** DIRECTIVE **
Take every line from the material that has the word "into" in it.

[Data items]
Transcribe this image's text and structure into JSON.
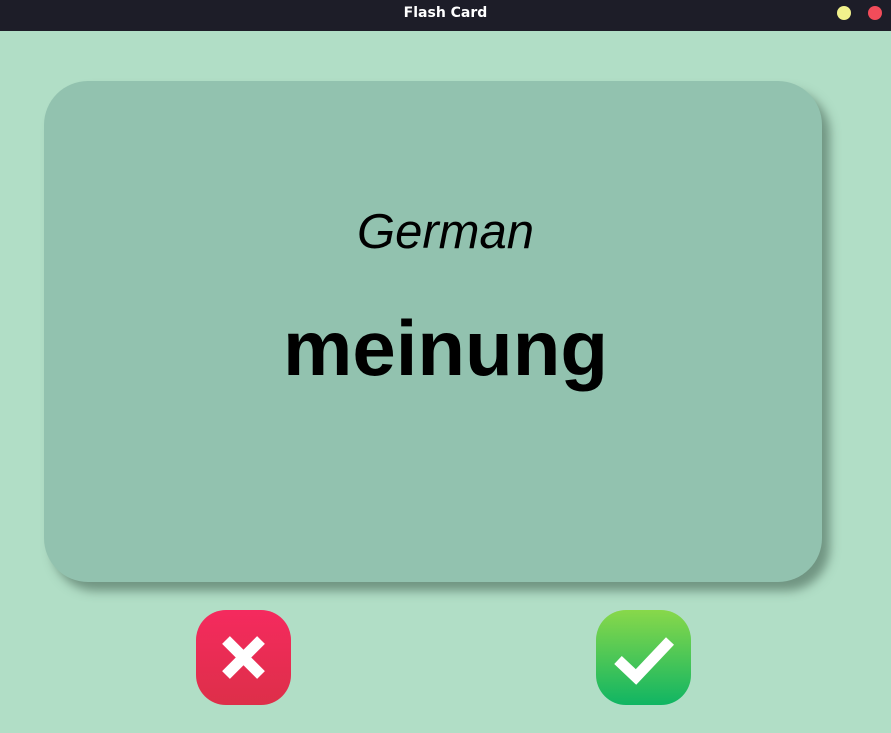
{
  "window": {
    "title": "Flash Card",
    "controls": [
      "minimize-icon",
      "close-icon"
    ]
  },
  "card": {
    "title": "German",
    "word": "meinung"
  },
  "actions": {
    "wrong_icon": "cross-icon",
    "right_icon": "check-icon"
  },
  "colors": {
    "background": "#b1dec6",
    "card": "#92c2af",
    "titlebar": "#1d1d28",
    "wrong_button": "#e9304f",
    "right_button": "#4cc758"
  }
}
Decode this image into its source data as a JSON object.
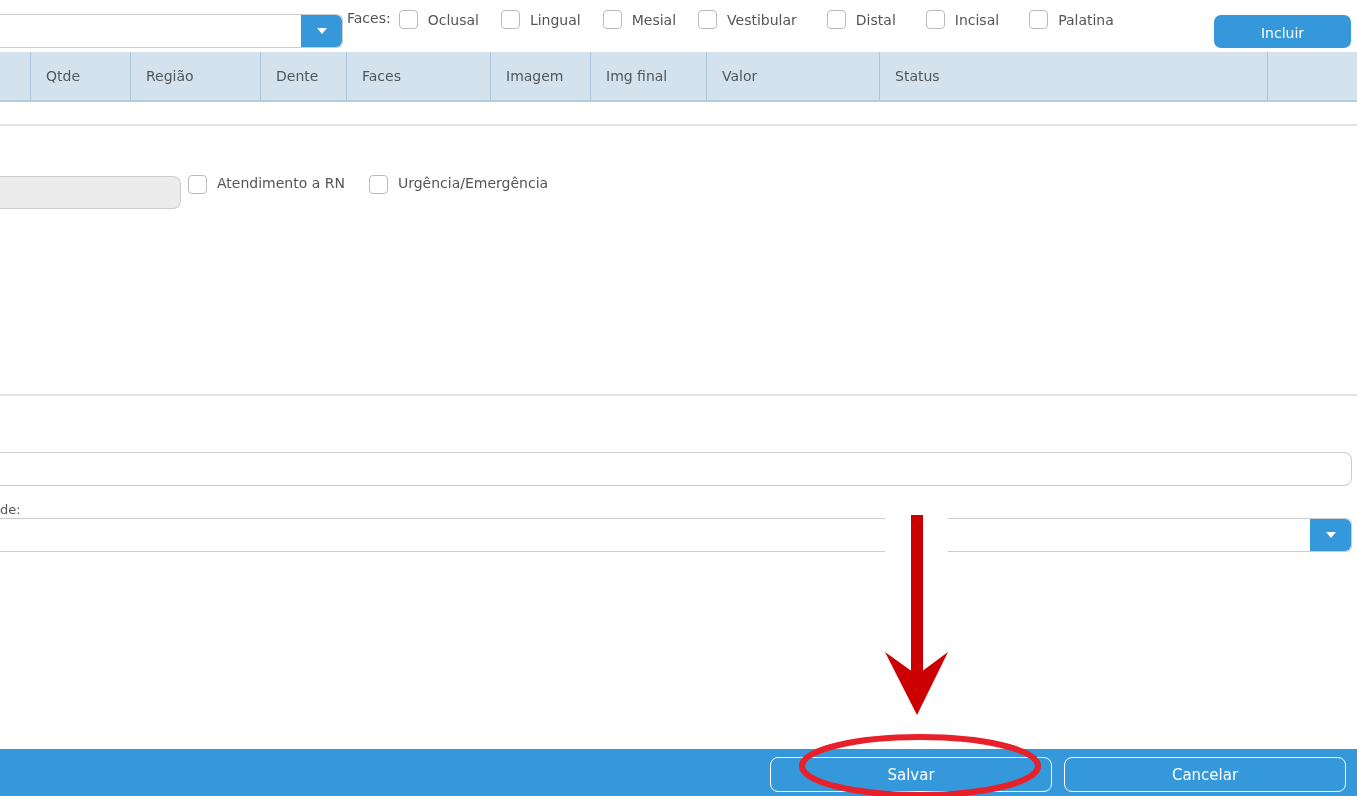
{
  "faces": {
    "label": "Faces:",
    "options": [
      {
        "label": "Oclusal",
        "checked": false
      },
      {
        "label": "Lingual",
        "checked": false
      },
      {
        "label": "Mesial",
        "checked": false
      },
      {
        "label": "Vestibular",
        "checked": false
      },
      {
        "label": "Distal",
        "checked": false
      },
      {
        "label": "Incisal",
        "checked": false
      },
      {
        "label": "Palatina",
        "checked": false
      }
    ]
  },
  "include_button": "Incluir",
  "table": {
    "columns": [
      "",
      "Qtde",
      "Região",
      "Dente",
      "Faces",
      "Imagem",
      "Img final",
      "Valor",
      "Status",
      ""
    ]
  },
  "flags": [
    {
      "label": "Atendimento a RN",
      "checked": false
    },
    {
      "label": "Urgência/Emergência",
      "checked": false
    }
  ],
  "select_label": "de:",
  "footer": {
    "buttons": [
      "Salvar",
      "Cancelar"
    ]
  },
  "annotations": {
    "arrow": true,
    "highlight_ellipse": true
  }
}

---

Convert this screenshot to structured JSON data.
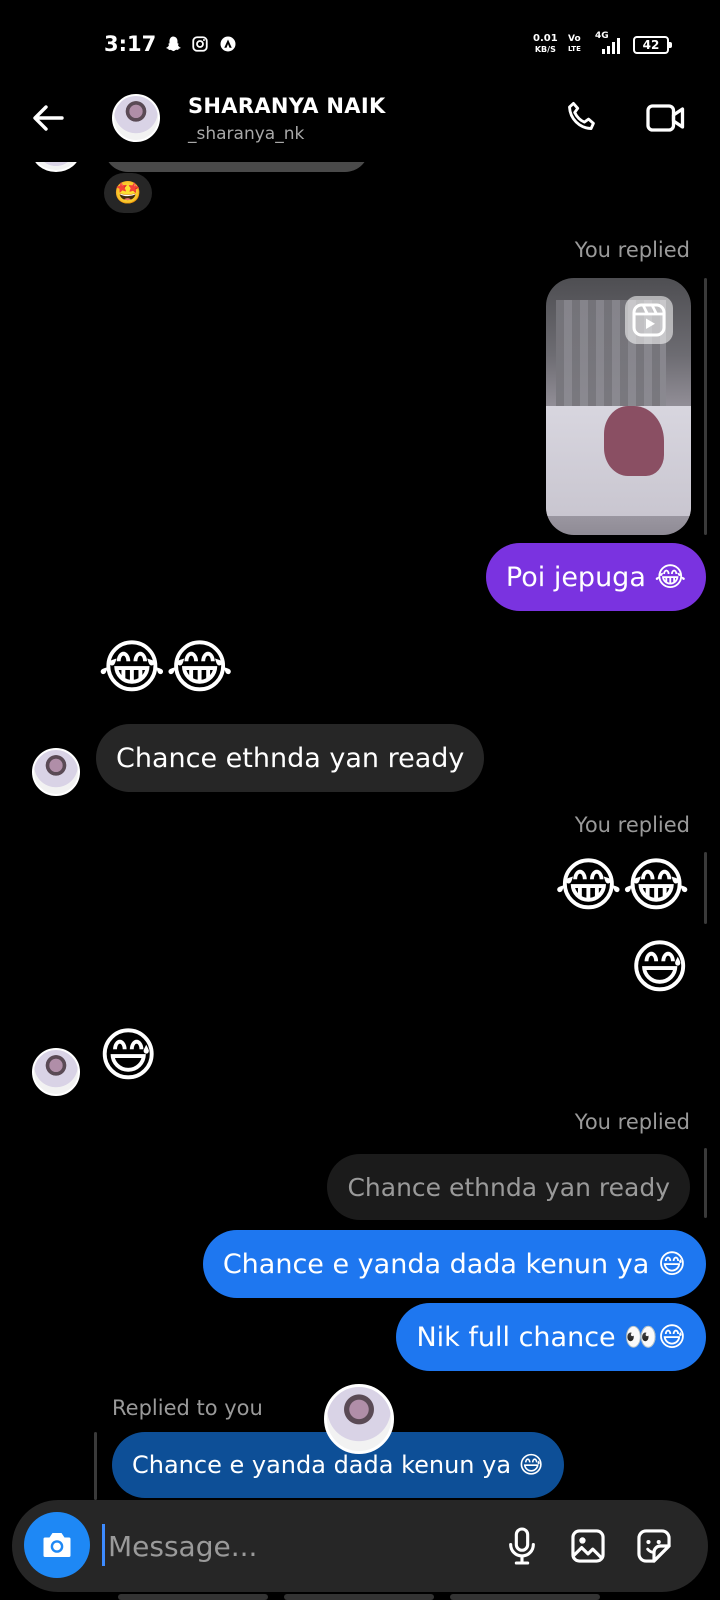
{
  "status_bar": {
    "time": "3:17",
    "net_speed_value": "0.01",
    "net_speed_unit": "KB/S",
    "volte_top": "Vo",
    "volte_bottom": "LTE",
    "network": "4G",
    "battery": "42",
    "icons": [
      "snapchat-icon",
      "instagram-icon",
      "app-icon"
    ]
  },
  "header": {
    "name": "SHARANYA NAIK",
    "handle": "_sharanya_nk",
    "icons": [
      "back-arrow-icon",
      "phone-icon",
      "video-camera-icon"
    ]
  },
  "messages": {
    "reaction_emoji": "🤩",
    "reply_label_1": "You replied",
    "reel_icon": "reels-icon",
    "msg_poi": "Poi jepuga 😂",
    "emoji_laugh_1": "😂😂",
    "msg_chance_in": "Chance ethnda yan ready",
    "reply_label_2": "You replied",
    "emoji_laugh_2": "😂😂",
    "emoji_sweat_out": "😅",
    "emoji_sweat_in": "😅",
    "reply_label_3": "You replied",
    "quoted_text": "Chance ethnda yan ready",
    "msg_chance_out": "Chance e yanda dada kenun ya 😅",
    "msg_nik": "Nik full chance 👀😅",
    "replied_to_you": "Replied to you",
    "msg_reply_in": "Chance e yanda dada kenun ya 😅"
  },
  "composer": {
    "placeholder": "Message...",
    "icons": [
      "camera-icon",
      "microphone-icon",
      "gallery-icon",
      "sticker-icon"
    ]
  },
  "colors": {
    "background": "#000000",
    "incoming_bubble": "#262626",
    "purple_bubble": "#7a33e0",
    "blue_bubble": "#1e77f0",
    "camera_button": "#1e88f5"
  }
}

** EXERCISE ANSWER **
Transcribe this image's text and structure into JSON.
Decode this image into its source data as a JSON object.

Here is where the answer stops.